The problem
Repeat the entire listing exactly.

Material to process
-- Start --
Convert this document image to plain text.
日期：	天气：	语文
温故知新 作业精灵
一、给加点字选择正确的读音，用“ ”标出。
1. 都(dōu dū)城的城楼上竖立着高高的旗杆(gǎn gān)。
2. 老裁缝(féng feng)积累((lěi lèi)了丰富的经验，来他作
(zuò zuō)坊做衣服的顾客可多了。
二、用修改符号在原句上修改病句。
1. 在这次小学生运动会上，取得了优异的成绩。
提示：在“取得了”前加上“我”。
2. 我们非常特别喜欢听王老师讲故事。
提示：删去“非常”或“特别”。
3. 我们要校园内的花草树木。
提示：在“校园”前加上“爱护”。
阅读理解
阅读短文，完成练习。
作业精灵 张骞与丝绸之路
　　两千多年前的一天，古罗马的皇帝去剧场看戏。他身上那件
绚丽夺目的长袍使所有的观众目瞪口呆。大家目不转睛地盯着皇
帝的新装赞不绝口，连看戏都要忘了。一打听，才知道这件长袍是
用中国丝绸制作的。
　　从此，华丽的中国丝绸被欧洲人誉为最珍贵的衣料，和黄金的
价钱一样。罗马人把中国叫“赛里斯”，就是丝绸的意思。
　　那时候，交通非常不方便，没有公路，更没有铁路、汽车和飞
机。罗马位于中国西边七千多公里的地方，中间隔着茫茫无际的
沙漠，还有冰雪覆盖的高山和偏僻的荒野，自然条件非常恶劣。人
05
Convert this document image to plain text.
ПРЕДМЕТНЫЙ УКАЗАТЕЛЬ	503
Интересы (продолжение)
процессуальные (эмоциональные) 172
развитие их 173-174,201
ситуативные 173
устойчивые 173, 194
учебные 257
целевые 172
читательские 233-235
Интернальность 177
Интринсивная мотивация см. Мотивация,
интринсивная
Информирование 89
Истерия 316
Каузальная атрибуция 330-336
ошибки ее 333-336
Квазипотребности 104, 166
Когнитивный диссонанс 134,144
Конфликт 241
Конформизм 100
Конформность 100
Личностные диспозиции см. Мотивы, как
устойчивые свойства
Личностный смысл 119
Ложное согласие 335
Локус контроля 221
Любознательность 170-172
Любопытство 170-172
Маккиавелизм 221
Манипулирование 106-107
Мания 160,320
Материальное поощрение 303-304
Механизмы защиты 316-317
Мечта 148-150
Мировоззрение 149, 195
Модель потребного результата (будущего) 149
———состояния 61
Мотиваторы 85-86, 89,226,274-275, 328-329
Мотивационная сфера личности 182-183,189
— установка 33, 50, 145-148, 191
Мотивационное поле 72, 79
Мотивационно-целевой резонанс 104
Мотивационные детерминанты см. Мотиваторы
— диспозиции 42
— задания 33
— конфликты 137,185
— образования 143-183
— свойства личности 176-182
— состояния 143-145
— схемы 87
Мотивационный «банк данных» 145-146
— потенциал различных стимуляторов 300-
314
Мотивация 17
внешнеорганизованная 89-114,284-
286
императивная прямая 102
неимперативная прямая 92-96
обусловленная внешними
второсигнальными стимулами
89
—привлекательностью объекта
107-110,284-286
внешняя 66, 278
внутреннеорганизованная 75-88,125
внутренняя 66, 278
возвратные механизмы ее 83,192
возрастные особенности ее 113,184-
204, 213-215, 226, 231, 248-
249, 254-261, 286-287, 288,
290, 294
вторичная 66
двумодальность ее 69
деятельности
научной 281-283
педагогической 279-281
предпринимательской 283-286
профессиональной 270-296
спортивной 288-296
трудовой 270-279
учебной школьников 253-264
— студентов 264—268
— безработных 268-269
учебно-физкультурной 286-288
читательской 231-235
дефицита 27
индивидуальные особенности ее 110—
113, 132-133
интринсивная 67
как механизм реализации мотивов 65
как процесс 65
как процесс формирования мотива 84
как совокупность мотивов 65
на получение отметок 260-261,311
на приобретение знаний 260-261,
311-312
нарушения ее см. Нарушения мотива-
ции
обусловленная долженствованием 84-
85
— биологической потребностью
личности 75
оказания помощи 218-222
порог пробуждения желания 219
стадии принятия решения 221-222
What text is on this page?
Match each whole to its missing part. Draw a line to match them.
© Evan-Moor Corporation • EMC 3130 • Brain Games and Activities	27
-- End --
Response to this task
Convert this document image to plain text.
日期：	天气：	语文
温故知新 作业精灵
一、给加点字选择正确的读音，用“ ”标出。
1. 都(dōu dū)城的城楼上竖立着高高的旗杆(gǎn gān)。
2. 老裁缝(féng feng)积累((lěi lèi)了丰富的经验，来他作
(zuò zuō)坊做衣服的顾客可多了。
二、用修改符号在原句上修改病句。
1. 在这次小学生运动会上，取得了优异的成绩。
提示：在“取得了”前加上“我”。
2. 我们非常特别喜欢听王老师讲故事。
提示：删去“非常”或“特别”。
3. 我们要校园内的花草树木。
提示：在“校园”前加上“爱护”。
阅读理解
阅读短文，完成练习。
作业精灵 张骞与丝绸之路
　　两千多年前的一天，古罗马的皇帝去剧场看戏。他身上那件
绚丽夺目的长袍使所有的观众目瞪口呆。大家目不转睛地盯着皇
帝的新装赞不绝口，连看戏都要忘了。一打听，才知道这件长袍是
用中国丝绸制作的。
　　从此，华丽的中国丝绸被欧洲人誉为最珍贵的衣料，和黄金的
价钱一样。罗马人把中国叫“赛里斯”，就是丝绸的意思。
　　那时候，交通非常不方便，没有公路，更没有铁路、汽车和飞
机。罗马位于中国西边七千多公里的地方，中间隔着茫茫无际的
沙漠，还有冰雪覆盖的高山和偏僻的荒野，自然条件非常恶劣。人
05
Convert this document image to plain text.
ПРЕДМЕТНЫЙ УКАЗАТЕЛЬ	503
Интересы (продолжение)
процессуальные (эмоциональные) 172
развитие их 173-174,201
ситуативные 173
устойчивые 173, 194
учебные 257
целевые 172
читательские 233-235
Интернальность 177
Интринсивная мотивация см. Мотивация,
интринсивная
Информирование 89
Истерия 316
Каузальная атрибуция 330-336
ошибки ее 333-336
Квазипотребности 104, 166
Когнитивный диссонанс 134,144
Конфликт 241
Конформизм 100
Конформность 100
Личностные диспозиции см. Мотивы, как
устойчивые свойства
Личностный смысл 119
Ложное согласие 335
Локус контроля 221
Любознательность 170-172
Любопытство 170-172
Маккиавелизм 221
Манипулирование 106-107
Мания 160,320
Материальное поощрение 303-304
Механизмы защиты 316-317
Мечта 148-150
Мировоззрение 149, 195
Модель потребного результата (будущего) 149
———состояния 61
Мотиваторы 85-86, 89,226,274-275, 328-329
Мотивационная сфера личности 182-183,189
— установка 33, 50, 145-148, 191
Мотивационное поле 72, 79
Мотивационно-целевой резонанс 104
Мотивационные детерминанты см. Мотиваторы
— диспозиции 42
— задания 33
— конфликты 137,185
— образования 143-183
— свойства личности 176-182
— состояния 143-145
— схемы 87
Мотивационный «банк данных» 145-146
— потенциал различных стимуляторов 300-
314
Мотивация 17
внешнеорганизованная 89-114,284-
286
императивная прямая 102
неимперативная прямая 92-96
обусловленная внешними
второсигнальными стимулами
89
—привлекательностью объекта
107-110,284-286
внешняя 66, 278
внутреннеорганизованная 75-88,125
внутренняя 66, 278
возвратные механизмы ее 83,192
возрастные особенности ее 113,184-
204, 213-215, 226, 231, 248-
249, 254-261, 286-287, 288,
290, 294
вторичная 66
двумодальность ее 69
деятельности
научной 281-283
педагогической 279-281
предпринимательской 283-286
профессиональной 270-296
спортивной 288-296
трудовой 270-279
учебной школьников 253-264
— студентов 264—268
— безработных 268-269
учебно-физкультурной 286-288
читательской 231-235
дефицита 27
индивидуальные особенности ее 110—
113, 132-133
интринсивная 67
как механизм реализации мотивов 65
как процесс 65
как процесс формирования мотива 84
как совокупность мотивов 65
на получение отметок 260-261,311
на приобретение знаний 260-261,
311-312
нарушения ее см. Нарушения мотива-
ции
обусловленная долженствованием 84-
85
— биологической потребностью
личности 75
оказания помощи 218-222
порог пробуждения желания 219
стадии принятия решения 221-222
What text is on this page?
Match each whole to its missing part. Draw a line to match them.
© Evan-Moor Corporation • EMC 3130 • Brain Games and Activities	27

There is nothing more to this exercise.